Текст для чтения:
○ ○ ○ ○ ○
Показательна в этом отношении оценка войск союзников Германии, приводимая В. Адамом. "Что мы знали о союзных армиях? Нам было известно, что незадолго до летнего наступления 1942 года их начали формировать в отдельные армейские соединения. Боевой опыт имела только ничтожная часть войск, заново сформированных в тылу группы армий "Юг" (с 7 июля 1942 г. группа армий "Б"). Их оснащенность была недостаточной. Румыния и Венгрия зависели целиком, а Италия- частично от германской военной промышленности.
Какой смысл имело требовать, чтобы на северном фланге главное внимание уделялось противотанковой обороне, если у союзных армий полностью отсутствовали эффективные противотанковые средства. Так например, румынская танковая дивизия располагала только легкими чехословацкими и французскими трофейными танками. По сравнению с немецкими дивизиями боевая мощь союзников равнялось только 50- 60 процентам"{25}.
Адам отмечает и влияние морального фактора. Он пишет, что дело было не столько в оружии, сколько в солдатах, которые это оружие применяли. Румынские солдаты храбры, дисциплинированны, неприхотливы. Большинство из них были крестьяне, и, быть может, они надеялись, что хоть когда-нибудь станут "свободными" крестьянами. "В старой помещичьей Румынии это было невозможно. Но зачем нужна румынскому солдату-крестьянину земля между Доном и Волгой? К тому же в румынской армии существовали такие неслыханные порядки, как физическое наказание"{26}.
То же он говорит и о венграх, итальянцах. "На моральное состояние итальянцев, бесспорно, влияло то, что они живут еще дальше от Советского Союза, чем румыны и венгры. Если от Бухареста до Волги 1500 а от Будапешта до нее - 1900 километров, то римляне или миланцы должны были драться на расстоянии почти в 3000 километров от своей родины. Во имя чего? Во имя "Великой Германии"? Вполне понятно, что их это не слишком привлекало.
○ ○ ○ ○ ○
Предоставленные записи:

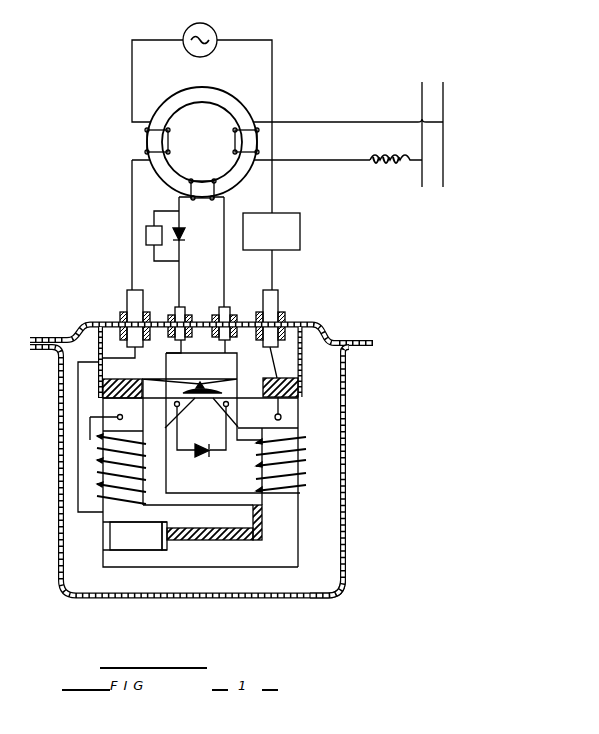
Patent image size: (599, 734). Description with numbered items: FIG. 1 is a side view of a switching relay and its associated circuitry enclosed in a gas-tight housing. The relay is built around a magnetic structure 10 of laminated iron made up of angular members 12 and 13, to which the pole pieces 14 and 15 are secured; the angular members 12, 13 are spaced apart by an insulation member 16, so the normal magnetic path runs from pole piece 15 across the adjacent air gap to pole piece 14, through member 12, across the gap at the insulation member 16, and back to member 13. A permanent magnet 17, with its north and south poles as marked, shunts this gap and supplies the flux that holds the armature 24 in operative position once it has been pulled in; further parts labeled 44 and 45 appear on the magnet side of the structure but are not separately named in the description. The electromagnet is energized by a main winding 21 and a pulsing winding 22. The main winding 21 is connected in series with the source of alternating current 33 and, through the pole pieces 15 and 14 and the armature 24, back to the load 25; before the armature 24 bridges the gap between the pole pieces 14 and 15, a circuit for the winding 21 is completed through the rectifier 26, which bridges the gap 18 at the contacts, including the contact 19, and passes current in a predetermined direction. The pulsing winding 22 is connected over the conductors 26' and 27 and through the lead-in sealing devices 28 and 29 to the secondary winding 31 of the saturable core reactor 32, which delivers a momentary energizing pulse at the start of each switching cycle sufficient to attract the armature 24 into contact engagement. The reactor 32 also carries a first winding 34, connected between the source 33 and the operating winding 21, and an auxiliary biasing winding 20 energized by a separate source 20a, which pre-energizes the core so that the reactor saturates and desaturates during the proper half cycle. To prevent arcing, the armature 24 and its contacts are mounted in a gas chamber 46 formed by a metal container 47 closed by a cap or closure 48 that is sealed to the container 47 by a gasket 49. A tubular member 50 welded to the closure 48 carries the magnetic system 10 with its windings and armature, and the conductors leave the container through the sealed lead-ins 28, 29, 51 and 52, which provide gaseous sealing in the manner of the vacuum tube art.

The magnetic structure 10 is at (303, 512).
The angular member 12 is at (297, 538).
The angular member 13 is at (123, 510).
The pole piece 14 is at (297, 409).
The pole piece 15 is at (120, 407).
The insulation member 16 is at (237, 541).
The permanent magnet 17 is at (150, 548).
The gap 18 is at (204, 400).
The contact 19 is at (123, 417).
The secondary winding 20 is at (270, 152).
The source 20a is at (432, 100).
The main winding 21 is at (97, 470).
The pulsing winding 22 is at (307, 470).
The armature 24 is at (210, 372).
The load 25 is at (300, 233).
The rectifier 26 is at (202, 463).
The lead wire 26' is at (160, 356).
The conductor 27 is at (238, 365).
The lead-in sealing device 28 is at (187, 312).
The lead-in sealing device 29 is at (231, 312).
The secondary winding 31 is at (205, 179).
The saturable core reactor 32 is at (247, 79).
The AC source 33 is at (213, 24).
The first winding 34 is at (146, 150).
The base plate 44 is at (122, 552).
The pole piece 45 is at (103, 525).
The gas chamber 46 is at (333, 433).
The container 47 is at (345, 580).
The closure 48 is at (323, 334).
The gasket 49 is at (32, 341).
The tubular member 50 is at (99, 352).
The sealed lead-in 51 is at (127, 295).
The sealed lead-in 52 is at (279, 293).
○ ○ ○ ○ ○
Выполните задания:
1) Какими танками располагала румынская танковая дивизия, согласно тексту о союзниках Германии?
2) Перепечатайте из текста о союзниках Германии всё, начиная со слов «Показательна в этом» и вплоть до слов «германской военной промышленности.».

Ответы к упражнению:
1) Только легкими чехословацкими и французскими трофейными танками.

2)
Показательна в этом отношении оценка войск союзников Германии, приводимая В. Адамом. "Что мы знали о союзных армиях? Нам было известно, что незадолго до летнего наступления 1942 года их начали формировать в отдельные армейские соединения. Боевой опыт имела только ничтожная часть войск, заново сформированных в тылу группы армий "Юг" (с 7 июля 1942 г. группа армий "Б"). Их оснащенность была недостаточной. Румыния и Венгрия зависели целиком, а Италия- частично от германской военной промышленности.